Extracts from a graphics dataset

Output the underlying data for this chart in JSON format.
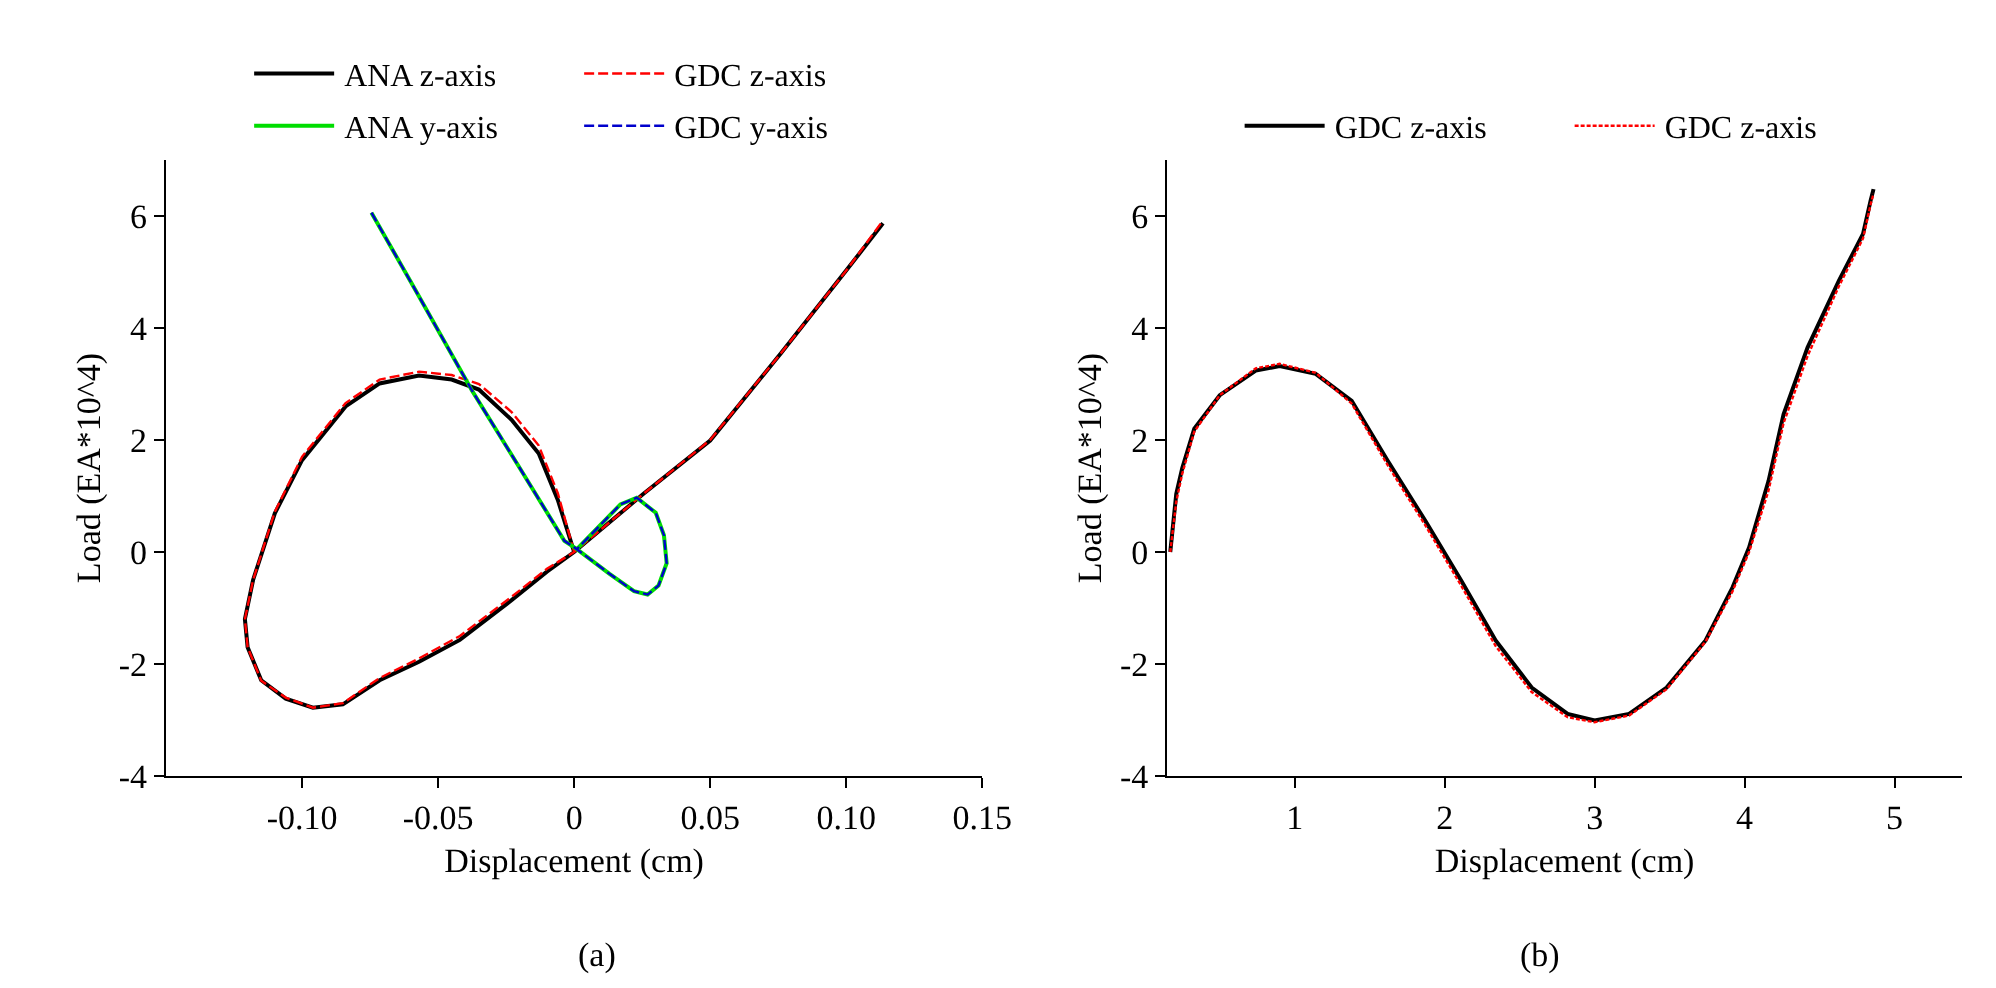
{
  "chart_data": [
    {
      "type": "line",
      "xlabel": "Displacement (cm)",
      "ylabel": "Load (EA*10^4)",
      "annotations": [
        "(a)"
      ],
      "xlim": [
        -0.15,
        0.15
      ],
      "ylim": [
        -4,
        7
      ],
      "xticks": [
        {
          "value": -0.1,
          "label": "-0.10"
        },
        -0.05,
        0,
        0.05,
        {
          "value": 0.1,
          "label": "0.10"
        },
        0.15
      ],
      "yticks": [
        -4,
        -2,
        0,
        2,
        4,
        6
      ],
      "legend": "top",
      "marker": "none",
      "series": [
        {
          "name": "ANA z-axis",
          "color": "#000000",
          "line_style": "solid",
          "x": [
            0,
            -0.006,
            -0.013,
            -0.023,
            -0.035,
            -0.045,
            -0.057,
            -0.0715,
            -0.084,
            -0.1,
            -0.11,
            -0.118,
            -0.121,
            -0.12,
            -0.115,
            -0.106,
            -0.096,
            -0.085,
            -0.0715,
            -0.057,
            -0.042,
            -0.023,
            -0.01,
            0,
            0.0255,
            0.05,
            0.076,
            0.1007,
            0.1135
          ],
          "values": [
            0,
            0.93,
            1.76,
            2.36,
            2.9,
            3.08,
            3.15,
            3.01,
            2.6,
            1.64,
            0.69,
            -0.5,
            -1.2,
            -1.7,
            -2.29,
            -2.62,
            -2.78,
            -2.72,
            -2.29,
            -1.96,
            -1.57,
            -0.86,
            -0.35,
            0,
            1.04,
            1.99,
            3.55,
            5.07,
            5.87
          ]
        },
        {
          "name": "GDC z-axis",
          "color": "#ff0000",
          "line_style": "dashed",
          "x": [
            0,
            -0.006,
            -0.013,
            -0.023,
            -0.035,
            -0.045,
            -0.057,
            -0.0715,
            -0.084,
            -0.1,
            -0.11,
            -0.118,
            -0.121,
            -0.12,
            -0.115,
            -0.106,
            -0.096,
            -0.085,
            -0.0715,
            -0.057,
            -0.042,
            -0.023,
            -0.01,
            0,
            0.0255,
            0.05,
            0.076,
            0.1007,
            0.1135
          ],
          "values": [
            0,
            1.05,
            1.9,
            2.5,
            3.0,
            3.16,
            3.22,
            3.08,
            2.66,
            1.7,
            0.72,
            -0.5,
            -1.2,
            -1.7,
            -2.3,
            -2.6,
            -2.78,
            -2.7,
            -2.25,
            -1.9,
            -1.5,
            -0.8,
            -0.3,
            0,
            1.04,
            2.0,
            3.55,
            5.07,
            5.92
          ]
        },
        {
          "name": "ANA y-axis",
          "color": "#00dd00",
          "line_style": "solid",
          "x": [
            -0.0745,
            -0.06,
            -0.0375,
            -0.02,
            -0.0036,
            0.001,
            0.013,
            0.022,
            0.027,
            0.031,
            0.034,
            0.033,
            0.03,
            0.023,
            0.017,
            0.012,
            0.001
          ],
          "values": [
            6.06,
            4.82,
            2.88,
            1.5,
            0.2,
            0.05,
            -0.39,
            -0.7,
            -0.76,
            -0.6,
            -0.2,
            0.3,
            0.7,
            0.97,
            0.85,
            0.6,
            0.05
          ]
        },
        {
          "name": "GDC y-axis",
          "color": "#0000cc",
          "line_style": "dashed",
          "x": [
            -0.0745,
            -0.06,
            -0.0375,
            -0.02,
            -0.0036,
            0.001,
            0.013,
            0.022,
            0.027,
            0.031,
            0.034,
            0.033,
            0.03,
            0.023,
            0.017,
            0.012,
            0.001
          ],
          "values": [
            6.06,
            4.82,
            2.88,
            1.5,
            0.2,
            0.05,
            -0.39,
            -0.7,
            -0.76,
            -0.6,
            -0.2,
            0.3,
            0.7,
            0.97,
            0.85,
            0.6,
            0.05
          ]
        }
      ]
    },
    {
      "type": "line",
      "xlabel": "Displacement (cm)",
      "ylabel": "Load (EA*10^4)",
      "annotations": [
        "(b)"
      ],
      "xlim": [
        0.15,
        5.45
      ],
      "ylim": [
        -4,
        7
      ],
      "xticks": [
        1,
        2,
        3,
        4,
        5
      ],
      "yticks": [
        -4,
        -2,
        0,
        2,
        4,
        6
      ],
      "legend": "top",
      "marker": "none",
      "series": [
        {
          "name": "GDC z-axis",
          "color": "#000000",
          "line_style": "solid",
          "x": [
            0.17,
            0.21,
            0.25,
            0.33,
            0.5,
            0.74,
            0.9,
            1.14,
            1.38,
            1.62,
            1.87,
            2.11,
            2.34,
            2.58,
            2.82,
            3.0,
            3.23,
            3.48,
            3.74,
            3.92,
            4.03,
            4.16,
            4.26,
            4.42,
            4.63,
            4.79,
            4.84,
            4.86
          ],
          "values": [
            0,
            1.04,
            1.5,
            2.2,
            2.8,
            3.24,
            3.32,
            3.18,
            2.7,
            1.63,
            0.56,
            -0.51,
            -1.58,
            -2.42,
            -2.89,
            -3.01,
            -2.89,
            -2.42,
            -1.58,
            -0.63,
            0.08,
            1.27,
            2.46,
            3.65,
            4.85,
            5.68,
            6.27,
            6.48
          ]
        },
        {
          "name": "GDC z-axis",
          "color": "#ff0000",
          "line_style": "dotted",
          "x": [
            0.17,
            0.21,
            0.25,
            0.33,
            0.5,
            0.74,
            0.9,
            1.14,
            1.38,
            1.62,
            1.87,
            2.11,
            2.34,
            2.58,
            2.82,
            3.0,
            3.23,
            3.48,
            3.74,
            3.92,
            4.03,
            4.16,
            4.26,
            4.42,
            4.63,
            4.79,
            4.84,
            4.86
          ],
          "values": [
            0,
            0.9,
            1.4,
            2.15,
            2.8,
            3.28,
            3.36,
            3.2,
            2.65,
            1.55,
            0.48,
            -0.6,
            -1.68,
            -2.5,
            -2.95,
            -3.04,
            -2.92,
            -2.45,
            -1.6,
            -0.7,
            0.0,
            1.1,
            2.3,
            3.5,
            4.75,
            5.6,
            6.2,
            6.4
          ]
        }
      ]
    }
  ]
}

Given instruction >>
Restate the data above word for word. Do not include the images.

Solution for this problem >>
Output the underlying data for this chart in JSON format.
{
  "chart_data": [
    {
      "type": "line",
      "xlabel": "Displacement (cm)",
      "ylabel": "Load (EA*10^4)",
      "annotations": [
        "(a)"
      ],
      "xlim": [
        -0.15,
        0.15
      ],
      "ylim": [
        -4,
        7
      ],
      "xticks": [
        {
          "value": -0.1,
          "label": "-0.10"
        },
        -0.05,
        0,
        0.05,
        {
          "value": 0.1,
          "label": "0.10"
        },
        0.15
      ],
      "yticks": [
        -4,
        -2,
        0,
        2,
        4,
        6
      ],
      "legend": "top",
      "marker": "none",
      "series": [
        {
          "name": "ANA z-axis",
          "color": "#000000",
          "line_style": "solid",
          "x": [
            0,
            -0.006,
            -0.013,
            -0.023,
            -0.035,
            -0.045,
            -0.057,
            -0.0715,
            -0.084,
            -0.1,
            -0.11,
            -0.118,
            -0.121,
            -0.12,
            -0.115,
            -0.106,
            -0.096,
            -0.085,
            -0.0715,
            -0.057,
            -0.042,
            -0.023,
            -0.01,
            0,
            0.0255,
            0.05,
            0.076,
            0.1007,
            0.1135
          ],
          "values": [
            0,
            0.93,
            1.76,
            2.36,
            2.9,
            3.08,
            3.15,
            3.01,
            2.6,
            1.64,
            0.69,
            -0.5,
            -1.2,
            -1.7,
            -2.29,
            -2.62,
            -2.78,
            -2.72,
            -2.29,
            -1.96,
            -1.57,
            -0.86,
            -0.35,
            0,
            1.04,
            1.99,
            3.55,
            5.07,
            5.87
          ]
        },
        {
          "name": "GDC z-axis",
          "color": "#ff0000",
          "line_style": "dashed",
          "x": [
            0,
            -0.006,
            -0.013,
            -0.023,
            -0.035,
            -0.045,
            -0.057,
            -0.0715,
            -0.084,
            -0.1,
            -0.11,
            -0.118,
            -0.121,
            -0.12,
            -0.115,
            -0.106,
            -0.096,
            -0.085,
            -0.0715,
            -0.057,
            -0.042,
            -0.023,
            -0.01,
            0,
            0.0255,
            0.05,
            0.076,
            0.1007,
            0.1135
          ],
          "values": [
            0,
            1.05,
            1.9,
            2.5,
            3.0,
            3.16,
            3.22,
            3.08,
            2.66,
            1.7,
            0.72,
            -0.5,
            -1.2,
            -1.7,
            -2.3,
            -2.6,
            -2.78,
            -2.7,
            -2.25,
            -1.9,
            -1.5,
            -0.8,
            -0.3,
            0,
            1.04,
            2.0,
            3.55,
            5.07,
            5.92
          ]
        },
        {
          "name": "ANA y-axis",
          "color": "#00dd00",
          "line_style": "solid",
          "x": [
            -0.0745,
            -0.06,
            -0.0375,
            -0.02,
            -0.0036,
            0.001,
            0.013,
            0.022,
            0.027,
            0.031,
            0.034,
            0.033,
            0.03,
            0.023,
            0.017,
            0.012,
            0.001
          ],
          "values": [
            6.06,
            4.82,
            2.88,
            1.5,
            0.2,
            0.05,
            -0.39,
            -0.7,
            -0.76,
            -0.6,
            -0.2,
            0.3,
            0.7,
            0.97,
            0.85,
            0.6,
            0.05
          ]
        },
        {
          "name": "GDC y-axis",
          "color": "#0000cc",
          "line_style": "dashed",
          "x": [
            -0.0745,
            -0.06,
            -0.0375,
            -0.02,
            -0.0036,
            0.001,
            0.013,
            0.022,
            0.027,
            0.031,
            0.034,
            0.033,
            0.03,
            0.023,
            0.017,
            0.012,
            0.001
          ],
          "values": [
            6.06,
            4.82,
            2.88,
            1.5,
            0.2,
            0.05,
            -0.39,
            -0.7,
            -0.76,
            -0.6,
            -0.2,
            0.3,
            0.7,
            0.97,
            0.85,
            0.6,
            0.05
          ]
        }
      ]
    },
    {
      "type": "line",
      "xlabel": "Displacement (cm)",
      "ylabel": "Load (EA*10^4)",
      "annotations": [
        "(b)"
      ],
      "xlim": [
        0.15,
        5.45
      ],
      "ylim": [
        -4,
        7
      ],
      "xticks": [
        1,
        2,
        3,
        4,
        5
      ],
      "yticks": [
        -4,
        -2,
        0,
        2,
        4,
        6
      ],
      "legend": "top",
      "marker": "none",
      "series": [
        {
          "name": "GDC z-axis",
          "color": "#000000",
          "line_style": "solid",
          "x": [
            0.17,
            0.21,
            0.25,
            0.33,
            0.5,
            0.74,
            0.9,
            1.14,
            1.38,
            1.62,
            1.87,
            2.11,
            2.34,
            2.58,
            2.82,
            3.0,
            3.23,
            3.48,
            3.74,
            3.92,
            4.03,
            4.16,
            4.26,
            4.42,
            4.63,
            4.79,
            4.84,
            4.86
          ],
          "values": [
            0,
            1.04,
            1.5,
            2.2,
            2.8,
            3.24,
            3.32,
            3.18,
            2.7,
            1.63,
            0.56,
            -0.51,
            -1.58,
            -2.42,
            -2.89,
            -3.01,
            -2.89,
            -2.42,
            -1.58,
            -0.63,
            0.08,
            1.27,
            2.46,
            3.65,
            4.85,
            5.68,
            6.27,
            6.48
          ]
        },
        {
          "name": "GDC z-axis",
          "color": "#ff0000",
          "line_style": "dotted",
          "x": [
            0.17,
            0.21,
            0.25,
            0.33,
            0.5,
            0.74,
            0.9,
            1.14,
            1.38,
            1.62,
            1.87,
            2.11,
            2.34,
            2.58,
            2.82,
            3.0,
            3.23,
            3.48,
            3.74,
            3.92,
            4.03,
            4.16,
            4.26,
            4.42,
            4.63,
            4.79,
            4.84,
            4.86
          ],
          "values": [
            0,
            0.9,
            1.4,
            2.15,
            2.8,
            3.28,
            3.36,
            3.2,
            2.65,
            1.55,
            0.48,
            -0.6,
            -1.68,
            -2.5,
            -2.95,
            -3.04,
            -2.92,
            -2.45,
            -1.6,
            -0.7,
            0.0,
            1.1,
            2.3,
            3.5,
            4.75,
            5.6,
            6.2,
            6.4
          ]
        }
      ]
    }
  ]
}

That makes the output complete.